*Textauszug*
Fußballerinnen des VfL Wolfsburg beenden die Serie des FC Bayern

Die Münchnerinnen kassieren beim 0:2 die erste Niederlage nach 44 Bundesliga-Spielen

  • Frank Hellmann, Wolfsburg
  • Lesedauer: 4 Min.
Am VfL Wolfsburg um Jule Brand (links) prallte der FC Bayern mit Linda Dallmann diesmal ab.
Am VfL Wolfsburg um Jule Brand (links) prallte der FC Bayern mit Linda Dallmann diesmal ab.

In der Nordkurve der großen Wolfsburger Arena, wo sich eine kleine Fanschar hinter dem grünen Banner »VfL Wolfsburg Frauen« versammelt hatte, begannen die Sprechchöre. Dort angestimmt, wurde der Evergreen »Zieht den Bayern die Lederhosen aus« dann von einem Großteil der 17 152 Zuschauer nach Leibeskräften mitgesungen. Hohn und Spott sind in der Frauen-Bundesliga eher unüblich, aber beim 2:0-Heimerfolg des VfL Wolfsburg gegen den FC Bayern schienen Frohsinn und Überschwang durchaus verständlich.

44 Ligaspiele hatten die Münchnerinnen nicht mehr verloren – zuletzt am 23. Oktober 2022 an selber Stelle. Der Nimbus der Unsbesiegbarkeit des FC Bayern hielt nach acht Pflichtspielerfolgen auch in dieser Saison. Als am Samstagabend der Schlusspfiff ertönte, ballte Wolfsburgs Führungsspielerin Alexandra Popp die Faust. Zwischen ausgedehnten Freudentänzen sagte die gerade aus dem Nationalteam zurückgetretene Popp vergnügt am Spielfeldrand: »Wir haben extrem konzentriert und diszipliniert verteidigt. Wir standen tiefer, und man hat gesehen, dass die Bayern keine wirkliche Idee hatten, gegen dieses Bollwerk anzulaufen.«

Vor einem halben Jahr habe man bei einer 0:4-Heimpleite nach individuellen Aussetzern gegen den Meister »extrem geblutet«, erinnerte die 33-Jährige. Das jetzige Signal aus Niedersachsen sei wichtig gewesen, befand die Stürmerin. Man bleibe weiter dran: »Die Bayern laufen nicht vor uns weg.« Der zuletzt unter einer gewissen Monotonie im Titelkampf leidenden Liga kann nichts Besseres passieren. Eintracht Frankfurt würde bei einem Heimsieg gegen den SC Freiburg an diesem Montag als lachender Dritter plötzlich die Tabellenspitze übernehmen.

*Einträge zur räumlichen Annotation*
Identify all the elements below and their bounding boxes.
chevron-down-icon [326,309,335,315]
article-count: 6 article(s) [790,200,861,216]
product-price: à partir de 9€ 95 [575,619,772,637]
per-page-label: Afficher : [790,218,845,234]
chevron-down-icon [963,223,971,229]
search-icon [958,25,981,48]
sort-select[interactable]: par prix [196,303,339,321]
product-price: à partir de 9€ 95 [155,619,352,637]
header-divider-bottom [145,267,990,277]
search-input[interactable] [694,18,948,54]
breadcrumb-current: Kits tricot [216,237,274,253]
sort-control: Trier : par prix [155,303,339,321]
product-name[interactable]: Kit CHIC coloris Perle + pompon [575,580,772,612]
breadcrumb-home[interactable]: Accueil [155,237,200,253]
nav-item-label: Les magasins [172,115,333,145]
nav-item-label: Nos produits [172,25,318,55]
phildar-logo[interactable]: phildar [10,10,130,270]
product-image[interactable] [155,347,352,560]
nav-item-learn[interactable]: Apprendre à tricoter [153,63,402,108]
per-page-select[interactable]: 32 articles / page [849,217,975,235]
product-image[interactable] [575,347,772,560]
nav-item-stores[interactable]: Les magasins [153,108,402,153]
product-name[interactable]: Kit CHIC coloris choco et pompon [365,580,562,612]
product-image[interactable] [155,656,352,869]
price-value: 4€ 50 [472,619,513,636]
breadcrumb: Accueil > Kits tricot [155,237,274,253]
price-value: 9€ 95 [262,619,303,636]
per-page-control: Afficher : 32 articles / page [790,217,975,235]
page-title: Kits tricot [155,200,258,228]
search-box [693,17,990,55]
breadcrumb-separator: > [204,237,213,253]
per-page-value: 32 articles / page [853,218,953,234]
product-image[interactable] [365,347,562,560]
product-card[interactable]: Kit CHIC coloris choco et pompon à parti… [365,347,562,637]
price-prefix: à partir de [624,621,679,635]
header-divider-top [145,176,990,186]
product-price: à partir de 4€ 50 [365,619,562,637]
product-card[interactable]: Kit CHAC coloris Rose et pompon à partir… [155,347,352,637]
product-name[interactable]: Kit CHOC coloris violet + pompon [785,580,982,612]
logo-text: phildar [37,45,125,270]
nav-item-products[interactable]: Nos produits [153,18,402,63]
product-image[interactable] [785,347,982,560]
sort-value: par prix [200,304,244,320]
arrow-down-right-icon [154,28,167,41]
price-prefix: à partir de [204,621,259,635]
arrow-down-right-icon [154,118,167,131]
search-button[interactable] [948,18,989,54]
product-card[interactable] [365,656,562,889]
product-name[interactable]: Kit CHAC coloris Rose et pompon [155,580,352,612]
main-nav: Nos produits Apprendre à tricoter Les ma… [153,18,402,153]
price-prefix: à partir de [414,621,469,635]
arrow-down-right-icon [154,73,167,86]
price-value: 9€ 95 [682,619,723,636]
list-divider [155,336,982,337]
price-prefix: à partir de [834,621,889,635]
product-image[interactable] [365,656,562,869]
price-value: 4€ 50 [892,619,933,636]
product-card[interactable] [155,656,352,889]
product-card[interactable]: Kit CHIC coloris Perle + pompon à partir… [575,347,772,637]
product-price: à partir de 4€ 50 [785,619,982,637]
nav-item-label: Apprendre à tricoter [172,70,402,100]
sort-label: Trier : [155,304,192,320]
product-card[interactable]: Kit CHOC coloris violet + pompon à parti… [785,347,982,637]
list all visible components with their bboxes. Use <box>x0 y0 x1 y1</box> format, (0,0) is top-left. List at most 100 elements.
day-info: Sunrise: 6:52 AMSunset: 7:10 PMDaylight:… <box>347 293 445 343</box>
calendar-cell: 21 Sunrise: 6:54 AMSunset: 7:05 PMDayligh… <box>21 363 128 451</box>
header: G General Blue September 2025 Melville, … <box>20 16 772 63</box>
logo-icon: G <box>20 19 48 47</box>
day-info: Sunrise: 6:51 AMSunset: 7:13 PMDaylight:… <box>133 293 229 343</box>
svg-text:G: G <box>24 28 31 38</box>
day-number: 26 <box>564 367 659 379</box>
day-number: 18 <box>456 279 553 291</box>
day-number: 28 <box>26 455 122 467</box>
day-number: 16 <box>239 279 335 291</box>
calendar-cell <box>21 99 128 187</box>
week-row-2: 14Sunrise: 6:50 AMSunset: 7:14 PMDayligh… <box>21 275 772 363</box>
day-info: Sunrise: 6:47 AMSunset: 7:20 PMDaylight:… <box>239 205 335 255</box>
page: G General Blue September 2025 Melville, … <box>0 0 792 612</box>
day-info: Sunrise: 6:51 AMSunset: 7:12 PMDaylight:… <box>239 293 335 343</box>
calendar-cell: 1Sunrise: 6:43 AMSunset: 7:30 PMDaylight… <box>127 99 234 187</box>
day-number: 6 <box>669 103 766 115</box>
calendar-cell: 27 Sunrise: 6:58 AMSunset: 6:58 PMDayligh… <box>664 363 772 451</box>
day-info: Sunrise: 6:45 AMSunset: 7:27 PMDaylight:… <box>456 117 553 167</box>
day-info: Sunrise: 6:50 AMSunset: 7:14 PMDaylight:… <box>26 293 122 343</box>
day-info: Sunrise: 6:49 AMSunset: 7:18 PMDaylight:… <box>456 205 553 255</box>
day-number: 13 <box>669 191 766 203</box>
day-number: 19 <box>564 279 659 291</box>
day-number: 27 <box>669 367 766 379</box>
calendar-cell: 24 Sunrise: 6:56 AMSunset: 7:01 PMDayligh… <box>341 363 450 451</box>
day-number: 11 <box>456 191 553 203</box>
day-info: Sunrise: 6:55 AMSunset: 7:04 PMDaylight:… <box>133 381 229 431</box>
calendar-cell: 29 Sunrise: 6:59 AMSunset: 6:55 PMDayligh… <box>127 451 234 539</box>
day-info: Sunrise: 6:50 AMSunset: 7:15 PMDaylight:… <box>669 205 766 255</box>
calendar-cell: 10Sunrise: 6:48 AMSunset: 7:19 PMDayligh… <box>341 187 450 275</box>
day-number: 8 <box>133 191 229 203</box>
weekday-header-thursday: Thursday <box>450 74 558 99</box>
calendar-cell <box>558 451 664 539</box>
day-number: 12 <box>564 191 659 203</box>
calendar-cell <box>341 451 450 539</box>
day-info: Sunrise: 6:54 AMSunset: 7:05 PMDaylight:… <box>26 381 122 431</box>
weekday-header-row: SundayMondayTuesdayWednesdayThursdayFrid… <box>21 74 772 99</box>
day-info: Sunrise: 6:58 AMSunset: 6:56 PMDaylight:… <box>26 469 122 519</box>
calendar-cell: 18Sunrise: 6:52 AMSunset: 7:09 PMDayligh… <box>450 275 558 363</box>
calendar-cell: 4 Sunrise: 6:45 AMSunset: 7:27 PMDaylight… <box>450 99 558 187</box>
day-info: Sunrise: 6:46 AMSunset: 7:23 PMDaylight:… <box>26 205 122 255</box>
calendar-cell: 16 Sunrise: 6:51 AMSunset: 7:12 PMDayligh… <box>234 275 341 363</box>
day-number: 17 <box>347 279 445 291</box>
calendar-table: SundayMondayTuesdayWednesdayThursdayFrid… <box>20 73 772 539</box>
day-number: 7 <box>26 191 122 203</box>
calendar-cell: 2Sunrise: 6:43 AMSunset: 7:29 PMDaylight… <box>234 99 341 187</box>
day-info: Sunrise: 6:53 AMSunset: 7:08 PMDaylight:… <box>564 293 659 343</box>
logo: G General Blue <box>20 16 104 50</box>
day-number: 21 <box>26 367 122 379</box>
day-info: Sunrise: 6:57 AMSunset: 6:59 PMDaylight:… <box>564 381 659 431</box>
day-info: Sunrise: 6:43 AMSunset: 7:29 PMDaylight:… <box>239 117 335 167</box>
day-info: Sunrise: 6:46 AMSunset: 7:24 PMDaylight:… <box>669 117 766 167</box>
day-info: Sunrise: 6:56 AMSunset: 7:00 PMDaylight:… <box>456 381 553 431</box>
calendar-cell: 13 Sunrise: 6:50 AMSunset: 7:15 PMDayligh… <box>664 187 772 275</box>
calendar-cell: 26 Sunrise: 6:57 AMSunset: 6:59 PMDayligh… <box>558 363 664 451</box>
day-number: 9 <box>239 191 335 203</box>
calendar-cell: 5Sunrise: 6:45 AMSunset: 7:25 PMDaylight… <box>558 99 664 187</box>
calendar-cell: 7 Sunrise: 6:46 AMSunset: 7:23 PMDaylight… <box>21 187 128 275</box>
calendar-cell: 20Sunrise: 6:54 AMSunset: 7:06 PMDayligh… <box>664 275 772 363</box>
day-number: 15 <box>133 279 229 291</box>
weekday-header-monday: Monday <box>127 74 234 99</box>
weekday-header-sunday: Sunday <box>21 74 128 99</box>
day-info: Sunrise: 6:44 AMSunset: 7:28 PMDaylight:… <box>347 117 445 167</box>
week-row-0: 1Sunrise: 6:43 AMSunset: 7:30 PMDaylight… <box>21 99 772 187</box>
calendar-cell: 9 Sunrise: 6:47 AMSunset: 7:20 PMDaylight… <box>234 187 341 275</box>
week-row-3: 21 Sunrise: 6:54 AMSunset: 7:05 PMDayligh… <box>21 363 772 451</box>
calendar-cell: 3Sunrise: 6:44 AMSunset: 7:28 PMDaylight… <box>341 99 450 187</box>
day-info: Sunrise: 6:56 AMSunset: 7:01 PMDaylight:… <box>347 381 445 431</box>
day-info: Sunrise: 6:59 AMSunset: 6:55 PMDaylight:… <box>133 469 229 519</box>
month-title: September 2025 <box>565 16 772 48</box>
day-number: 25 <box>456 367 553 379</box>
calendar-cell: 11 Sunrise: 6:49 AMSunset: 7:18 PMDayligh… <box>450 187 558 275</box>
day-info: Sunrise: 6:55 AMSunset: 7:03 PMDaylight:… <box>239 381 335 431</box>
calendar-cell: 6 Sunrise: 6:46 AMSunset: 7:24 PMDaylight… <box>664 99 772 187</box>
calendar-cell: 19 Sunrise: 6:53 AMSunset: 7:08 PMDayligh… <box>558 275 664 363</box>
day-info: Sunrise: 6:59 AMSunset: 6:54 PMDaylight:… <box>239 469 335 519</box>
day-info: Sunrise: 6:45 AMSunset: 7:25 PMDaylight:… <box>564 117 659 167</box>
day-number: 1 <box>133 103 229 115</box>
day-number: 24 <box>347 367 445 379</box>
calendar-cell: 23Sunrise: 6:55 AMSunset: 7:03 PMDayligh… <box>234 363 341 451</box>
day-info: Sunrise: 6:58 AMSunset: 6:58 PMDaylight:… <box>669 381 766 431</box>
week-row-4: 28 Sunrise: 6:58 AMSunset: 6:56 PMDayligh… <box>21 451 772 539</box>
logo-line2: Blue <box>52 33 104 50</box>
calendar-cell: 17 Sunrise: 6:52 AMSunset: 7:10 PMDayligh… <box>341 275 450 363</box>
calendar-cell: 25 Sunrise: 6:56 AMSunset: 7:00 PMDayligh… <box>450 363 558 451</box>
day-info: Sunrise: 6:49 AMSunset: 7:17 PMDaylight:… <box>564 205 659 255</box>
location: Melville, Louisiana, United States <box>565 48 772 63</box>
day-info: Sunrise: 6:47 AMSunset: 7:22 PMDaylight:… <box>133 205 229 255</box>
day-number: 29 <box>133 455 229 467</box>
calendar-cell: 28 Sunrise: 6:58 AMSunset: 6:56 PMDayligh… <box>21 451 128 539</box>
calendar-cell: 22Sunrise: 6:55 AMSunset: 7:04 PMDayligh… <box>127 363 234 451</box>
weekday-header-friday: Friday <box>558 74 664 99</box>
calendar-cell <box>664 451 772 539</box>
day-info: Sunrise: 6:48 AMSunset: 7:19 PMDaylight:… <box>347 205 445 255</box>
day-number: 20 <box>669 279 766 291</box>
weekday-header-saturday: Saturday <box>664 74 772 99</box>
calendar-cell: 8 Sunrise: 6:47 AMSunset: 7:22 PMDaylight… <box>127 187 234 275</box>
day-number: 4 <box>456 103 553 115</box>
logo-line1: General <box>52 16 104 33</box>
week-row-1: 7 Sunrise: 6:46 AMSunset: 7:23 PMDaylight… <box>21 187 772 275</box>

*Arbeitsauftrag A*
Gib aus dem Textauszug die Passage von „Die Münchnerinnen kassieren“ bis „Überschwang durchaus verständlich.“ wortgetreu wieder.
*Arbeitsauftrag B*
Wie viele Zuschauer verfolgten laut dem Textauszug das Spiel in Wolfsburg?
*Arbeitsauftrag C*
Prüfe am Textauszug, ob die folgenden Aussagen zutreffen, und belege jede Entscheidung mit den entscheidenden Worten des Textes:
(i) Der VfL Wolfsburg gewann das Heimspiel gegen den FC Bayern mit 2:0.
(ii) Alexandra Popp ist 28 Jahre alt.
(iii) Vor einem halben Jahr hatte Wolfsburg zu Hause gegen den Meister gewonnen.

*Vollständige Lösung A*
Die Münchnerinnen kassieren beim 0:2 die erste Niederlage nach 44 Bundesliga-Spielen

  • Frank Hellmann, Wolfsburg
  • Lesedauer: 4 Min.
Am VfL Wolfsburg um Jule Brand (links) prallte der FC Bayern mit Linda Dallmann diesmal ab.
Am VfL Wolfsburg um Jule Brand (links) prallte der FC Bayern mit Linda Dallmann diesmal ab.

In der Nordkurve der großen Wolfsburger Arena, wo sich eine kleine Fanschar hinter dem grünen Banner »VfL Wolfsburg Frauen« versammelt hatte, begannen die Sprechchöre. Dort angestimmt, wurde der Evergreen »Zieht den Bayern die Lederhosen aus« dann von einem Großteil der 17 152 Zuschauer nach Leibeskräften mitgesungen. Hohn und Spott sind in der Frauen-Bundesliga eher unüblich, aber beim 2:0-Heimerfolg des VfL Wolfsburg gegen den FC Bayern schienen Frohsinn und Überschwang durchaus verständlich.

*Vollständige Lösung B*
17 152 Zuschauer.

*Vollständige Lösung C*
(i) Ja: „beim 2:0-Heimerfolg des VfL Wolfsburg gegen den FC Bayern“
(ii) Nein: „erinnerte die 33-Jährige“
(iii) Nein: „Vor einem halben Jahr habe man bei einer 0:4-Heimpleite nach individuellen Aussetzern gegen den Meister »extrem geblutet«“